--- GIVEN TASK ---
List every line in the items below that contains the string "EMPRESA", copying each line in full. Case counts.

--- SOURCE DATA ---
------
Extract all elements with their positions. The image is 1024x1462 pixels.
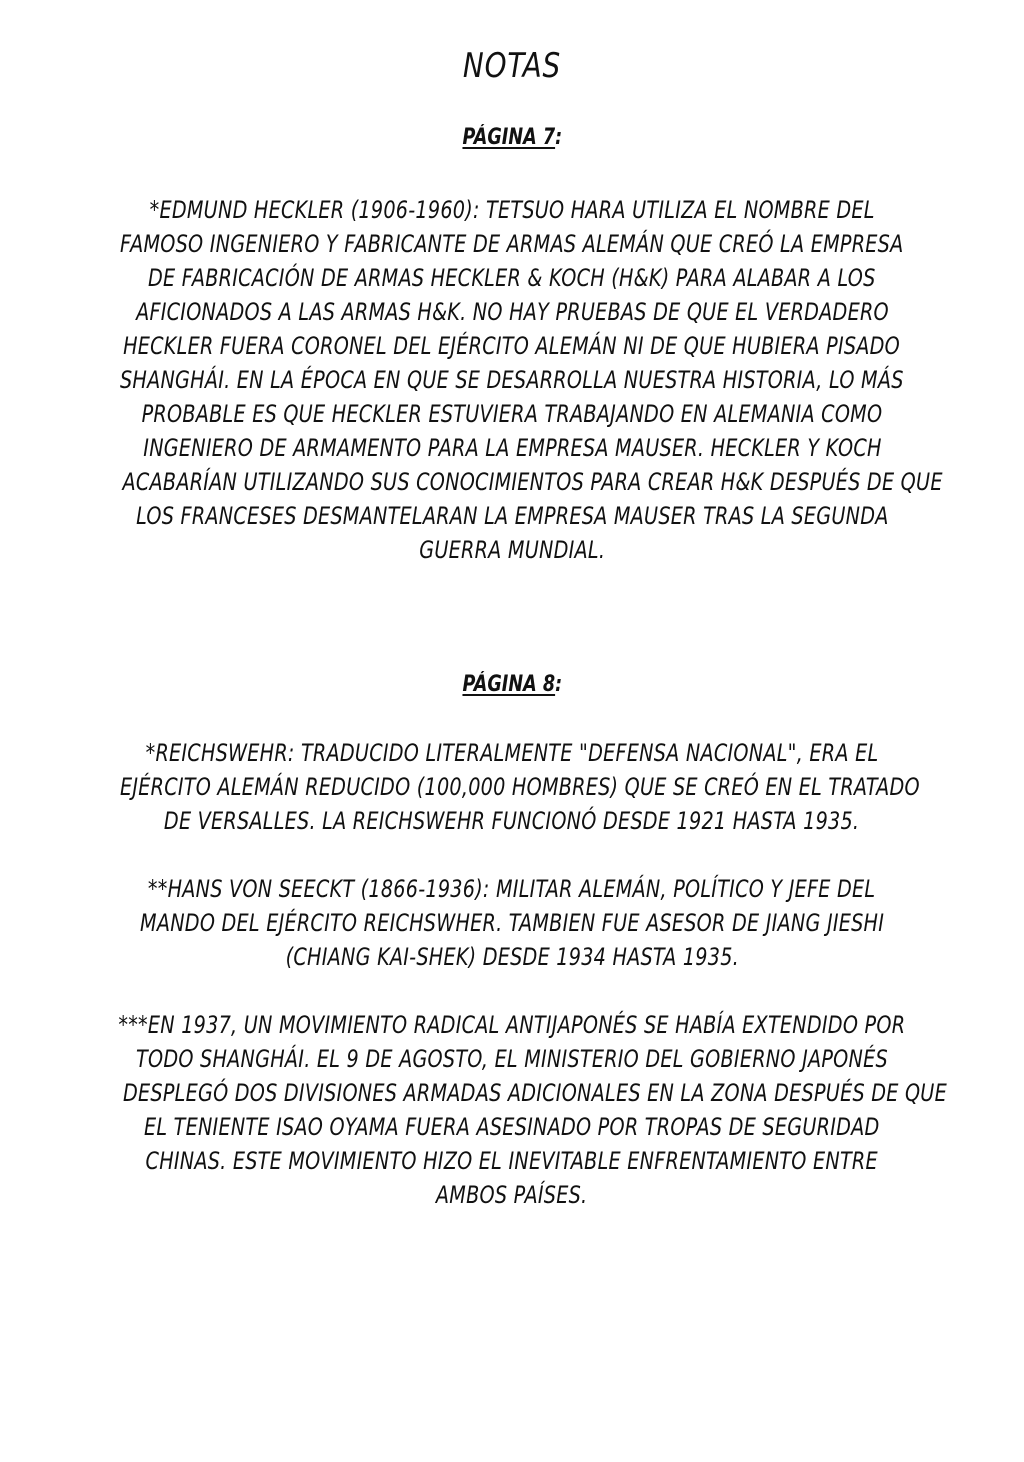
note-line: TODO SHANGHÁI. EL 9 DE AGOSTO, EL MINISTERIO DEL GOBIERNO JAPONÉS	[136, 1045, 888, 1073]
section-heading-pagina-8	[0, 671, 1024, 699]
section-heading-pagina-7	[0, 124, 1024, 152]
note-line: INGENIERO DE ARMAMENTO PARA LA EMPRESA MAUSER. HECKLER Y KOCH	[142, 434, 882, 462]
note-line: *EDMUND HECKLER (1906-1960): TETSUO HARA UTILIZA EL NOMBRE DEL	[149, 196, 875, 224]
note-reichswehr	[20, 736, 1004, 838]
page-title: NOTAS	[462, 46, 562, 86]
note-line: PROBABLE ES QUE HECKLER ESTUVIERA TRABAJANDO EN ALEMANIA COMO	[141, 400, 883, 428]
section-heading-colon: :	[554, 125, 562, 150]
section-heading-label: PÁGINA 8	[462, 672, 555, 697]
note-line: EL TENIENTE ISAO OYAMA FUERA ASESINADO POR TROPAS DE SEGURIDAD	[144, 1113, 880, 1141]
note-line: DESPLEGÓ DOS DIVISIONES ARMADAS ADICIONALES EN LA ZONA DESPUÉS DE QUE	[122, 1079, 947, 1107]
note-line: ACABARÍAN UTILIZANDO SUS CONOCIMIENTOS PARA CREAR H&K DESPUÉS DE QUE	[122, 468, 943, 496]
note-line: MANDO DEL EJÉRCITO REICHSWHER. TAMBIEN FUE ASESOR DE JIANG JIESHI	[139, 909, 885, 937]
section-heading-label: PÁGINA 7	[462, 125, 555, 150]
note-line: ***EN 1937, UN MOVIMIENTO RADICAL ANTIJAPONÉS SE HABÍA EXTENDIDO POR	[118, 1011, 906, 1039]
note-line: AMBOS PAÍSES.	[436, 1181, 588, 1209]
section-heading-colon: :	[554, 672, 562, 697]
note-edmund-heckler	[20, 193, 1004, 567]
note-line: (CHIANG KAI-SHEK) DESDE 1934 HASTA 1935.	[285, 943, 739, 971]
note-line: DE FABRICACIÓN DE ARMAS HECKLER & KOCH (H&K) PARA ALABAR A LOS	[148, 264, 876, 292]
note-line: SHANGHÁI. EN LA ÉPOCA EN QUE SE DESARROLLA NUESTRA HISTORIA, LO MÁS	[120, 366, 904, 394]
note-line: CHINAS. ESTE MOVIMIENTO HIZO EL INEVITABLE ENFRENTAMIENTO ENTRE	[145, 1147, 879, 1175]
note-line: *REICHSWEHR: TRADUCIDO LITERALMENTE "DEFENSA NACIONAL", ERA EL	[145, 739, 879, 767]
note-hans-von-seeckt	[20, 872, 1004, 974]
note-line: GUERRA MUNDIAL.	[419, 536, 605, 564]
note-line: DE VERSALLES. LA REICHSWEHR FUNCIONÓ DESDE 1921 HASTA 1935.	[164, 807, 860, 835]
note-shanghai-1937	[20, 1008, 1004, 1212]
note-line: LOS FRANCESES DESMANTELARAN LA EMPRESA MAUSER TRAS LA SEGUNDA	[135, 502, 889, 530]
note-line: HECKLER FUERA CORONEL DEL EJÉRCITO ALEMÁN NI DE QUE HUBIERA PISADO	[123, 332, 901, 360]
note-line: **HANS VON SEECKT (1866-1936): MILITAR ALEMÁN, POLÍTICO Y JEFE DEL	[148, 875, 876, 903]
note-line: EJÉRCITO ALEMÁN REDUCIDO (100,000 HOMBRES) QUE SE CREÓ EN EL TRATADO	[119, 773, 920, 801]
note-line: FAMOSO INGENIERO Y FABRICANTE DE ARMAS ALEMÁN QUE CREÓ LA EMPRESA	[120, 230, 904, 258]
note-line: AFICIONADOS A LAS ARMAS H&K. NO HAY PRUEBAS DE QUE EL VERDADERO	[135, 298, 889, 326]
------
--- FULL RESPONSE ---
note-line: INGENIERO DE ARMAMENTO PARA LA EMPRESA MAUSER. HECKLER Y KOCH	[142, 434, 882, 462]
note-line: LOS FRANCESES DESMANTELARAN LA EMPRESA MAUSER TRAS LA SEGUNDA	[135, 502, 889, 530]
note-line: FAMOSO INGENIERO Y FABRICANTE DE ARMAS ALEMÁN QUE CREÓ LA EMPRESA	[120, 230, 904, 258]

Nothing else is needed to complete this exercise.